Dataset records:

* START *

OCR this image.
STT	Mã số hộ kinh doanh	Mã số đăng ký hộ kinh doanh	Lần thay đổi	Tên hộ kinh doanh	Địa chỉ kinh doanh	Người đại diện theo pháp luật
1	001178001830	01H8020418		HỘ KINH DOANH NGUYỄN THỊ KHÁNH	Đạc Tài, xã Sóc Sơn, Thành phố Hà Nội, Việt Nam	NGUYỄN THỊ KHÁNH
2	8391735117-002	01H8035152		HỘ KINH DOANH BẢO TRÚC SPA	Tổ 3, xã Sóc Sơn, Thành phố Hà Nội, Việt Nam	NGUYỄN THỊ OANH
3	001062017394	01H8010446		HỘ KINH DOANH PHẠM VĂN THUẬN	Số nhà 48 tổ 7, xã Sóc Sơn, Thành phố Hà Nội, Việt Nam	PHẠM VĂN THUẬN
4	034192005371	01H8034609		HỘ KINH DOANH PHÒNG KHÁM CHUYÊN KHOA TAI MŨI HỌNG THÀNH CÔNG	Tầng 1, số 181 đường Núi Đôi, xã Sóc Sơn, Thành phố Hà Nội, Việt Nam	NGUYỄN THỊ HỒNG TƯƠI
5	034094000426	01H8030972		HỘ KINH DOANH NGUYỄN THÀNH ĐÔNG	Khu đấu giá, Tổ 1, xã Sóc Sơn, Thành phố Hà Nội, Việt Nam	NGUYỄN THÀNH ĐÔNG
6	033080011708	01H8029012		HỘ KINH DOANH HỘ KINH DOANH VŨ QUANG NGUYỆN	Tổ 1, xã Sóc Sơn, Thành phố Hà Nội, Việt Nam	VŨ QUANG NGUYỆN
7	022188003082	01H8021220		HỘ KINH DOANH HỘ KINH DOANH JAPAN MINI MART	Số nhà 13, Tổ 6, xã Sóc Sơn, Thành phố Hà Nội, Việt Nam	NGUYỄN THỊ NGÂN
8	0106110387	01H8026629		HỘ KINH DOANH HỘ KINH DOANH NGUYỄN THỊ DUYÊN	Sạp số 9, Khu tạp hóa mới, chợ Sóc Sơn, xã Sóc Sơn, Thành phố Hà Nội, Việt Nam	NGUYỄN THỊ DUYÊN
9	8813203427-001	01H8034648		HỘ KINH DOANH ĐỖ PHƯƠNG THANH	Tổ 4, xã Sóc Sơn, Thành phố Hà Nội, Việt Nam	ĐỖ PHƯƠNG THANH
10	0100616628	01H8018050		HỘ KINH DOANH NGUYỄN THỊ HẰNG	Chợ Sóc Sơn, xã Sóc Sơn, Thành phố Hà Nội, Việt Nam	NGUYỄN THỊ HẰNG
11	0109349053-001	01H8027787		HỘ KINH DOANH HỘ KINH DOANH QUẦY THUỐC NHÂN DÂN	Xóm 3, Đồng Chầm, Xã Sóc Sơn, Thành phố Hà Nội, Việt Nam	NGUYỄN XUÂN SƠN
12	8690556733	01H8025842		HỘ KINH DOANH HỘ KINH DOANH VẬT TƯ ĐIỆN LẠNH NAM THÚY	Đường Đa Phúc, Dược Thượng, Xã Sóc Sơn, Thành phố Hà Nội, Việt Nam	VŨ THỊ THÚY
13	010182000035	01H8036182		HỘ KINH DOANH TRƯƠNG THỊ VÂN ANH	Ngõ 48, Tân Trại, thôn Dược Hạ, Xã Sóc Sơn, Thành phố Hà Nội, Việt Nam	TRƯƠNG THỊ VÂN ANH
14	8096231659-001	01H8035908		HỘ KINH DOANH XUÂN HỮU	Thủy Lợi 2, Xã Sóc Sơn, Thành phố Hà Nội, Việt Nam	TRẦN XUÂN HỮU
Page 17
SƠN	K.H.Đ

* END *

▶ **Your objective**:
Return the whole listing exactly.

▶ **Correct output**:
OCR this image.
STT	Mã số hộ kinh doanh	Mã số đăng ký hộ kinh doanh	Lần thay đổi	Tên hộ kinh doanh	Địa chỉ kinh doanh	Người đại diện theo pháp luật
1	001178001830	01H8020418		HỘ KINH DOANH NGUYỄN THỊ KHÁNH	Đạc Tài, xã Sóc Sơn, Thành phố Hà Nội, Việt Nam	NGUYỄN THỊ KHÁNH
2	8391735117-002	01H8035152		HỘ KINH DOANH BẢO TRÚC SPA	Tổ 3, xã Sóc Sơn, Thành phố Hà Nội, Việt Nam	NGUYỄN THỊ OANH
3	001062017394	01H8010446		HỘ KINH DOANH PHẠM VĂN THUẬN	Số nhà 48 tổ 7, xã Sóc Sơn, Thành phố Hà Nội, Việt Nam	PHẠM VĂN THUẬN
4	034192005371	01H8034609		HỘ KINH DOANH PHÒNG KHÁM CHUYÊN KHOA TAI MŨI HỌNG THÀNH CÔNG	Tầng 1, số 181 đường Núi Đôi, xã Sóc Sơn, Thành phố Hà Nội, Việt Nam	NGUYỄN THỊ HỒNG TƯƠI
5	034094000426	01H8030972		HỘ KINH DOANH NGUYỄN THÀNH ĐÔNG	Khu đấu giá, Tổ 1, xã Sóc Sơn, Thành phố Hà Nội, Việt Nam	NGUYỄN THÀNH ĐÔNG
6	033080011708	01H8029012		HỘ KINH DOANH HỘ KINH DOANH VŨ QUANG NGUYỆN	Tổ 1, xã Sóc Sơn, Thành phố Hà Nội, Việt Nam	VŨ QUANG NGUYỆN
7	022188003082	01H8021220		HỘ KINH DOANH HỘ KINH DOANH JAPAN MINI MART	Số nhà 13, Tổ 6, xã Sóc Sơn, Thành phố Hà Nội, Việt Nam	NGUYỄN THỊ NGÂN
8	0106110387	01H8026629		HỘ KINH DOANH HỘ KINH DOANH NGUYỄN THỊ DUYÊN	Sạp số 9, Khu tạp hóa mới, chợ Sóc Sơn, xã Sóc Sơn, Thành phố Hà Nội, Việt Nam	NGUYỄN THỊ DUYÊN
9	8813203427-001	01H8034648		HỘ KINH DOANH ĐỖ PHƯƠNG THANH	Tổ 4, xã Sóc Sơn, Thành phố Hà Nội, Việt Nam	ĐỖ PHƯƠNG THANH
10	0100616628	01H8018050		HỘ KINH DOANH NGUYỄN THỊ HẰNG	Chợ Sóc Sơn, xã Sóc Sơn, Thành phố Hà Nội, Việt Nam	NGUYỄN THỊ HẰNG
11	0109349053-001	01H8027787		HỘ KINH DOANH HỘ KINH DOANH QUẦY THUỐC NHÂN DÂN	Xóm 3, Đồng Chầm, Xã Sóc Sơn, Thành phố Hà Nội, Việt Nam	NGUYỄN XUÂN SƠN
12	8690556733	01H8025842		HỘ KINH DOANH HỘ KINH DOANH VẬT TƯ ĐIỆN LẠNH NAM THÚY	Đường Đa Phúc, Dược Thượng, Xã Sóc Sơn, Thành phố Hà Nội, Việt Nam	VŨ THỊ THÚY
13	010182000035	01H8036182		HỘ KINH DOANH TRƯƠNG THỊ VÂN ANH	Ngõ 48, Tân Trại, thôn Dược Hạ, Xã Sóc Sơn, Thành phố Hà Nội, Việt Nam	TRƯƠNG THỊ VÂN ANH
14	8096231659-001	01H8035908		HỘ KINH DOANH XUÂN HỮU	Thủy Lợi 2, Xã Sóc Sơn, Thành phố Hà Nội, Việt Nam	TRẦN XUÂN HỮU
Page 17
SƠN	K.H.Đ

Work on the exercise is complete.